** Do this **
Omit every image, and transcribe the remaining entries exactly as given.

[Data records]

---+---

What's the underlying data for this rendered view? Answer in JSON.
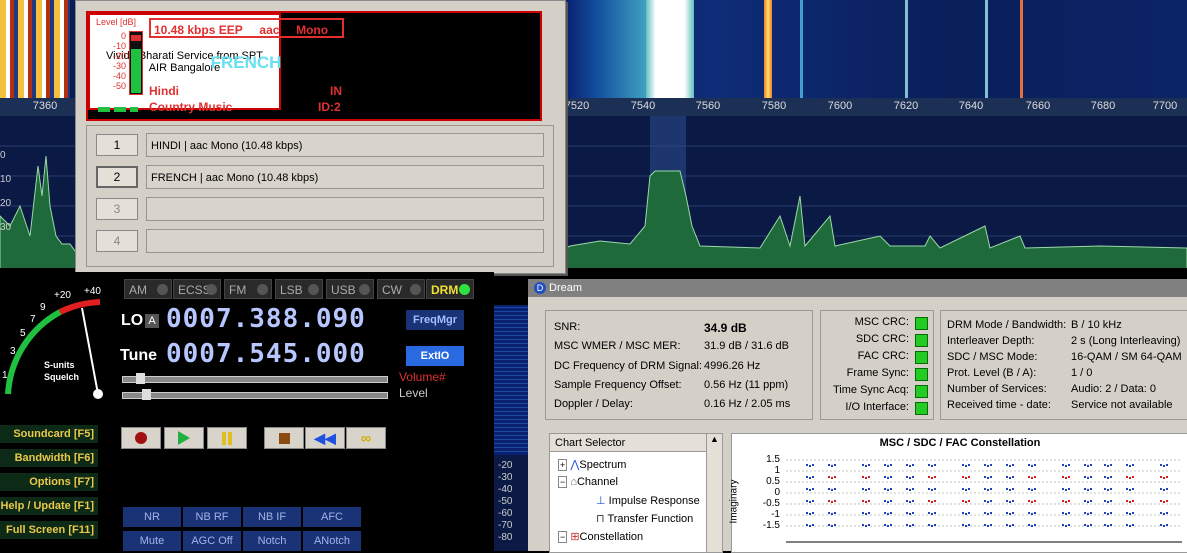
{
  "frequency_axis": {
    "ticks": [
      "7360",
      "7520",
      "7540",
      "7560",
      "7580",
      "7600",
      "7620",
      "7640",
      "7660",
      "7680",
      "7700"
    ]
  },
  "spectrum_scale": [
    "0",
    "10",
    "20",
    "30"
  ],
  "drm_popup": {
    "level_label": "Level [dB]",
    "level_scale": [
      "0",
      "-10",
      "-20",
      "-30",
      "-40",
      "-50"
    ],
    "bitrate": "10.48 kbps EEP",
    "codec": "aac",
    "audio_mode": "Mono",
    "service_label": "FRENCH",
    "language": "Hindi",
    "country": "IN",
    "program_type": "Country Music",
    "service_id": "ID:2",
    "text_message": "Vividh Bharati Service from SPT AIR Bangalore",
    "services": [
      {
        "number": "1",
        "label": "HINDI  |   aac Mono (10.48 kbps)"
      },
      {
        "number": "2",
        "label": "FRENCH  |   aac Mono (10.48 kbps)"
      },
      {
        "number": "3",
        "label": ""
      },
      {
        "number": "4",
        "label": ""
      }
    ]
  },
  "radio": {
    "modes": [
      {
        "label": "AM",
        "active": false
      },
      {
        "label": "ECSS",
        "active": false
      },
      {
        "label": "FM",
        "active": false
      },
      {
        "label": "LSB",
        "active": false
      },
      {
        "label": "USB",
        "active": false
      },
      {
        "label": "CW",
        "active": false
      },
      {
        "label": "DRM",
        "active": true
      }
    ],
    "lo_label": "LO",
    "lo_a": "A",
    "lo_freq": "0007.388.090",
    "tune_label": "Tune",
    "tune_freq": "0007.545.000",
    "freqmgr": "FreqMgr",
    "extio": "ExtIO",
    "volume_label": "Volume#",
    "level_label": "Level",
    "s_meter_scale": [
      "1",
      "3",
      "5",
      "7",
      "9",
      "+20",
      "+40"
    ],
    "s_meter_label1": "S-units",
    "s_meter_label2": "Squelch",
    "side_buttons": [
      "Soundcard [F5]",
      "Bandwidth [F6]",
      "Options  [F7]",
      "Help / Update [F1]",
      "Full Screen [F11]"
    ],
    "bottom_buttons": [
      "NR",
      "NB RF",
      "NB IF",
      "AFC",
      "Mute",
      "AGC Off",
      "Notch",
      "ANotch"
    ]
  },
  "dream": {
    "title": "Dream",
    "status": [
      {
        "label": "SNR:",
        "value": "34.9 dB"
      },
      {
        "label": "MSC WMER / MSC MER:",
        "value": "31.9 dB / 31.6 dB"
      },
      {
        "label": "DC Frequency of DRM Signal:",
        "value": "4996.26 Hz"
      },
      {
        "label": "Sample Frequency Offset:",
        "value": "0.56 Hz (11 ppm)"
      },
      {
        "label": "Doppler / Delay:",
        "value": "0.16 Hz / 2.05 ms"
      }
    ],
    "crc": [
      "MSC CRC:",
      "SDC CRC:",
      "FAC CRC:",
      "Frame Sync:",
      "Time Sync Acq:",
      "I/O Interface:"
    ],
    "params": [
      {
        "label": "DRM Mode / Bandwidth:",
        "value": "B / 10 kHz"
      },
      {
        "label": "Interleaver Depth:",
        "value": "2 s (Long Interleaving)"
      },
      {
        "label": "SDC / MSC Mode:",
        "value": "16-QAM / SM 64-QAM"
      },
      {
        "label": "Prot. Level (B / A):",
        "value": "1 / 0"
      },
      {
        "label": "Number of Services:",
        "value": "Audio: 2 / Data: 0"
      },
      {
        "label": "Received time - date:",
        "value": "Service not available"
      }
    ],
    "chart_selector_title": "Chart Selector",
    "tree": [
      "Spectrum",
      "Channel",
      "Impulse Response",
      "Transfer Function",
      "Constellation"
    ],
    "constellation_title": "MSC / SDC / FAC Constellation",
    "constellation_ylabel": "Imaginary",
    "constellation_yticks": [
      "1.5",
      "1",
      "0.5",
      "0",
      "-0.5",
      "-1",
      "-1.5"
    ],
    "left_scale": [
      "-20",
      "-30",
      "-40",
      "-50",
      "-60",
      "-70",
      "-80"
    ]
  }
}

---+---

** Solution to the exercise **
What's the underlying data for this rendered view? Answer in JSON.
{
  "frequency_axis": {
    "ticks": [
      "7360",
      "7520",
      "7540",
      "7560",
      "7580",
      "7600",
      "7620",
      "7640",
      "7660",
      "7680",
      "7700"
    ]
  },
  "spectrum_scale": [
    "0",
    "10",
    "20",
    "30"
  ],
  "drm_popup": {
    "level_label": "Level [dB]",
    "level_scale": [
      "0",
      "-10",
      "-20",
      "-30",
      "-40",
      "-50"
    ],
    "bitrate": "10.48 kbps EEP",
    "codec": "aac",
    "audio_mode": "Mono",
    "service_label": "FRENCH",
    "language": "Hindi",
    "country": "IN",
    "program_type": "Country Music",
    "service_id": "ID:2",
    "text_message": "Vividh Bharati Service from SPT AIR Bangalore",
    "services": [
      {
        "number": "1",
        "label": "HINDI  |   aac Mono (10.48 kbps)"
      },
      {
        "number": "2",
        "label": "FRENCH  |   aac Mono (10.48 kbps)"
      },
      {
        "number": "3",
        "label": ""
      },
      {
        "number": "4",
        "label": ""
      }
    ]
  },
  "radio": {
    "modes": [
      {
        "label": "AM",
        "active": false
      },
      {
        "label": "ECSS",
        "active": false
      },
      {
        "label": "FM",
        "active": false
      },
      {
        "label": "LSB",
        "active": false
      },
      {
        "label": "USB",
        "active": false
      },
      {
        "label": "CW",
        "active": false
      },
      {
        "label": "DRM",
        "active": true
      }
    ],
    "lo_label": "LO",
    "lo_a": "A",
    "lo_freq": "0007.388.090",
    "tune_label": "Tune",
    "tune_freq": "0007.545.000",
    "freqmgr": "FreqMgr",
    "extio": "ExtIO",
    "volume_label": "Volume#",
    "level_label": "Level",
    "s_meter_scale": [
      "1",
      "3",
      "5",
      "7",
      "9",
      "+20",
      "+40"
    ],
    "s_meter_label1": "S-units",
    "s_meter_label2": "Squelch",
    "side_buttons": [
      "Soundcard [F5]",
      "Bandwidth [F6]",
      "Options  [F7]",
      "Help / Update [F1]",
      "Full Screen [F11]"
    ],
    "bottom_buttons": [
      "NR",
      "NB RF",
      "NB IF",
      "AFC",
      "Mute",
      "AGC Off",
      "Notch",
      "ANotch"
    ]
  },
  "dream": {
    "title": "Dream",
    "status": [
      {
        "label": "SNR:",
        "value": "34.9 dB"
      },
      {
        "label": "MSC WMER / MSC MER:",
        "value": "31.9 dB / 31.6 dB"
      },
      {
        "label": "DC Frequency of DRM Signal:",
        "value": "4996.26 Hz"
      },
      {
        "label": "Sample Frequency Offset:",
        "value": "0.56 Hz (11 ppm)"
      },
      {
        "label": "Doppler / Delay:",
        "value": "0.16 Hz / 2.05 ms"
      }
    ],
    "crc": [
      "MSC CRC:",
      "SDC CRC:",
      "FAC CRC:",
      "Frame Sync:",
      "Time Sync Acq:",
      "I/O Interface:"
    ],
    "params": [
      {
        "label": "DRM Mode / Bandwidth:",
        "value": "B / 10 kHz"
      },
      {
        "label": "Interleaver Depth:",
        "value": "2 s (Long Interleaving)"
      },
      {
        "label": "SDC / MSC Mode:",
        "value": "16-QAM / SM 64-QAM"
      },
      {
        "label": "Prot. Level (B / A):",
        "value": "1 / 0"
      },
      {
        "label": "Number of Services:",
        "value": "Audio: 2 / Data: 0"
      },
      {
        "label": "Received time - date:",
        "value": "Service not available"
      }
    ],
    "chart_selector_title": "Chart Selector",
    "tree": [
      "Spectrum",
      "Channel",
      "Impulse Response",
      "Transfer Function",
      "Constellation"
    ],
    "constellation_title": "MSC / SDC / FAC Constellation",
    "constellation_ylabel": "Imaginary",
    "constellation_yticks": [
      "1.5",
      "1",
      "0.5",
      "0",
      "-0.5",
      "-1",
      "-1.5"
    ],
    "left_scale": [
      "-20",
      "-30",
      "-40",
      "-50",
      "-60",
      "-70",
      "-80"
    ]
  }
}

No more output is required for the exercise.